Stored records>
- - -
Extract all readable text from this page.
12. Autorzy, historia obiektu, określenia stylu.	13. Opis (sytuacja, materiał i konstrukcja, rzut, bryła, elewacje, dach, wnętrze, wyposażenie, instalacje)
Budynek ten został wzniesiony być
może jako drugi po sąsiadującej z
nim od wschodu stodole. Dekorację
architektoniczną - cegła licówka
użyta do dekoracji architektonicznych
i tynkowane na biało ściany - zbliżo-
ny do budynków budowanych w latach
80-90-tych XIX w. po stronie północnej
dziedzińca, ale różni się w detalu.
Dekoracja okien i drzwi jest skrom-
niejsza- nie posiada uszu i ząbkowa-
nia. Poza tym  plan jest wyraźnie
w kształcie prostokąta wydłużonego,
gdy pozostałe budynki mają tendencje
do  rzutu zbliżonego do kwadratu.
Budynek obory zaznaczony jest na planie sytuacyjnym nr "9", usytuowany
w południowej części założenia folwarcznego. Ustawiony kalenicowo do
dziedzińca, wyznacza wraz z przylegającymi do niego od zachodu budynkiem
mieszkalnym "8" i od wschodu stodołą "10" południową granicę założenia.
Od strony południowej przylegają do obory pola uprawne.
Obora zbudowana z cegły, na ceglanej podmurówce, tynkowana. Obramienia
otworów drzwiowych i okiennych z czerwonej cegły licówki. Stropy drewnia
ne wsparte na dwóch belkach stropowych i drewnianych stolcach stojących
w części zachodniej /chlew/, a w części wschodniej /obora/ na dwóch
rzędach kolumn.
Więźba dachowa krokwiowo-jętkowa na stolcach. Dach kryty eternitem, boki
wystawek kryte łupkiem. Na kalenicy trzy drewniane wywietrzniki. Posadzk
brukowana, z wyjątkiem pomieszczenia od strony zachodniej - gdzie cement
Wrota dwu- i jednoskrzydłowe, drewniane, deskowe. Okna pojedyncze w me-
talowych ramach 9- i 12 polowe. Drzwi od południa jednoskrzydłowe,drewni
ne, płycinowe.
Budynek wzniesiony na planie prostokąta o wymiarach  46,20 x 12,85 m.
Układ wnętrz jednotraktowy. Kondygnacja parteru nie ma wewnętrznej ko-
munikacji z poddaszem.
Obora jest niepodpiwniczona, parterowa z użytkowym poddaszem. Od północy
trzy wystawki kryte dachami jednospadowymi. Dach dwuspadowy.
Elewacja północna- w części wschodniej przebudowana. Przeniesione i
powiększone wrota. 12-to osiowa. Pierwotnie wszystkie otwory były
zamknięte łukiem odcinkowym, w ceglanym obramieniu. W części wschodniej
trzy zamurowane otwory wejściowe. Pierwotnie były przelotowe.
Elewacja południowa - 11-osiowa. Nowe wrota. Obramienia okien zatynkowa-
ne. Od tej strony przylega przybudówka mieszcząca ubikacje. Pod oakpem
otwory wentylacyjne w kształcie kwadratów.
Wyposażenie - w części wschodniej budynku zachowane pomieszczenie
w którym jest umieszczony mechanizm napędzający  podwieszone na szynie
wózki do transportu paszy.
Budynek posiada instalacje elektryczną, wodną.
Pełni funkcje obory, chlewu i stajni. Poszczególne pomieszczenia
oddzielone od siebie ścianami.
- - -
WHAT IS EXPECTED> Copy out all lines where the word "wschodniej" appears.

THE SOLUTION>
w części zachodniej /chlew/, a w części wschodniej /obora/ na dwóch
Elewacja północna- w części wschodniej przebudowana. Przeniesione i
zamknięte łukiem odcinkowym, w ceglanym obramieniu. W części wschodniej
Wyposażenie - w części wschodniej budynku zachowane pomieszczenie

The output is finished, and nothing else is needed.